** WRITTEN REQUEST **
Make an exact copy of all the data.

** DATA SUPPLIED **
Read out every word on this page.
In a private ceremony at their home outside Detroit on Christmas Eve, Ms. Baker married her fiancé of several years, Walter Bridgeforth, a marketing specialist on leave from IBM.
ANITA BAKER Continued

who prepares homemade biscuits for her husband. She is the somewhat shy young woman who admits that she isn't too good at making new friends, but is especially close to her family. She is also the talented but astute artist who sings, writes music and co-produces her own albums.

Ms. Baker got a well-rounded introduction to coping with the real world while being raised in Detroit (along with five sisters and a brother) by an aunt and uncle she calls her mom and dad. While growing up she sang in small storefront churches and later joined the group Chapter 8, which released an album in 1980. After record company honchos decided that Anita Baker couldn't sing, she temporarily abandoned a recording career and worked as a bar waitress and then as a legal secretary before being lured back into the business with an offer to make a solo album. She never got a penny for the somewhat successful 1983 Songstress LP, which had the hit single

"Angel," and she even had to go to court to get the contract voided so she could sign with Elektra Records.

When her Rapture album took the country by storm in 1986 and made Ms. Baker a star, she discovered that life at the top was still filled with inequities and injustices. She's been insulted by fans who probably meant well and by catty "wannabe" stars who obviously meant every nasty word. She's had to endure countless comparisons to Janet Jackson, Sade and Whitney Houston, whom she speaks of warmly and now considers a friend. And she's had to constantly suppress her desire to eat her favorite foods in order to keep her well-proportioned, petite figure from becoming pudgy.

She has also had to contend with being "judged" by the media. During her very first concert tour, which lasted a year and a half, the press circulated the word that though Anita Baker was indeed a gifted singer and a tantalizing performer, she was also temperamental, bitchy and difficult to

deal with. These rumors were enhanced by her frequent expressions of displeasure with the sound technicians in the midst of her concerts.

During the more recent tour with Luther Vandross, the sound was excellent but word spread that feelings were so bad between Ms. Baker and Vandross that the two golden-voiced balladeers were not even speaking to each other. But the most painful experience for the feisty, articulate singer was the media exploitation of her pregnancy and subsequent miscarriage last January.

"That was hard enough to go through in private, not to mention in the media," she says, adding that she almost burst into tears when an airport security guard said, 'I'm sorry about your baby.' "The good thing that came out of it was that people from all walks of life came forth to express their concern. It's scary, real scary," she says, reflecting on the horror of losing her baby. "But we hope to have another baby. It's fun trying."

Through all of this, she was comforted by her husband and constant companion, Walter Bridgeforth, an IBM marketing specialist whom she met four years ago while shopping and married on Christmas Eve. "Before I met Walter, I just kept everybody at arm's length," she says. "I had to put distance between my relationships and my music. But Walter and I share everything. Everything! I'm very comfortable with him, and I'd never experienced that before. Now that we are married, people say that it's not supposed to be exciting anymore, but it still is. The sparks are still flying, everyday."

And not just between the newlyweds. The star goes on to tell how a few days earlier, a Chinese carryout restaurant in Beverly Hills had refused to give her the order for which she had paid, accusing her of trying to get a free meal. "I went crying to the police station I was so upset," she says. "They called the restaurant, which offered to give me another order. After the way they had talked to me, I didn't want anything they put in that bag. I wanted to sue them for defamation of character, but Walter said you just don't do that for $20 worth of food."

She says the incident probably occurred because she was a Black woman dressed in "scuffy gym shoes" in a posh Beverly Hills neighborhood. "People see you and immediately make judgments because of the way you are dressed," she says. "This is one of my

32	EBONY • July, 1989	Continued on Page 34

** RESPONSE TO THE EXERCISE **
Read out every word on this page.
In a private ceremony at their home outside Detroit on Christmas Eve, Ms. Baker married her fiancé of several years, Walter Bridgeforth, a marketing specialist on leave from IBM.
ANITA BAKER Continued

who prepares homemade biscuits for her husband. She is the somewhat shy young woman who admits that she isn't too good at making new friends, but is especially close to her family. She is also the talented but astute artist who sings, writes music and co-produces her own albums.

Ms. Baker got a well-rounded introduction to coping with the real world while being raised in Detroit (along with five sisters and a brother) by an aunt and uncle she calls her mom and dad. While growing up she sang in small storefront churches and later joined the group Chapter 8, which released an album in 1980. After record company honchos decided that Anita Baker couldn't sing, she temporarily abandoned a recording career and worked as a bar waitress and then as a legal secretary before being lured back into the business with an offer to make a solo album. She never got a penny for the somewhat successful 1983 Songstress LP, which had the hit single

"Angel," and she even had to go to court to get the contract voided so she could sign with Elektra Records.

When her Rapture album took the country by storm in 1986 and made Ms. Baker a star, she discovered that life at the top was still filled with inequities and injustices. She's been insulted by fans who probably meant well and by catty "wannabe" stars who obviously meant every nasty word. She's had to endure countless comparisons to Janet Jackson, Sade and Whitney Houston, whom she speaks of warmly and now considers a friend. And she's had to constantly suppress her desire to eat her favorite foods in order to keep her well-proportioned, petite figure from becoming pudgy.

She has also had to contend with being "judged" by the media. During her very first concert tour, which lasted a year and a half, the press circulated the word that though Anita Baker was indeed a gifted singer and a tantalizing performer, she was also temperamental, bitchy and difficult to

deal with. These rumors were enhanced by her frequent expressions of displeasure with the sound technicians in the midst of her concerts.

During the more recent tour with Luther Vandross, the sound was excellent but word spread that feelings were so bad between Ms. Baker and Vandross that the two golden-voiced balladeers were not even speaking to each other. But the most painful experience for the feisty, articulate singer was the media exploitation of her pregnancy and subsequent miscarriage last January.

"That was hard enough to go through in private, not to mention in the media," she says, adding that she almost burst into tears when an airport security guard said, 'I'm sorry about your baby.' "The good thing that came out of it was that people from all walks of life came forth to express their concern. It's scary, real scary," she says, reflecting on the horror of losing her baby. "But we hope to have another baby. It's fun trying."

Through all of this, she was comforted by her husband and constant companion, Walter Bridgeforth, an IBM marketing specialist whom she met four years ago while shopping and married on Christmas Eve. "Before I met Walter, I just kept everybody at arm's length," she says. "I had to put distance between my relationships and my music. But Walter and I share everything. Everything! I'm very comfortable with him, and I'd never experienced that before. Now that we are married, people say that it's not supposed to be exciting anymore, but it still is. The sparks are still flying, everyday."

And not just between the newlyweds. The star goes on to tell how a few days earlier, a Chinese carryout restaurant in Beverly Hills had refused to give her the order for which she had paid, accusing her of trying to get a free meal. "I went crying to the police station I was so upset," she says. "They called the restaurant, which offered to give me another order. After the way they had talked to me, I didn't want anything they put in that bag. I wanted to sue them for defamation of character, but Walter said you just don't do that for $20 worth of food."

She says the incident probably occurred because she was a Black woman dressed in "scuffy gym shoes" in a posh Beverly Hills neighborhood. "People see you and immediately make judgments because of the way you are dressed," she says. "This is one of my

32	EBONY • July, 1989	Continued on Page 34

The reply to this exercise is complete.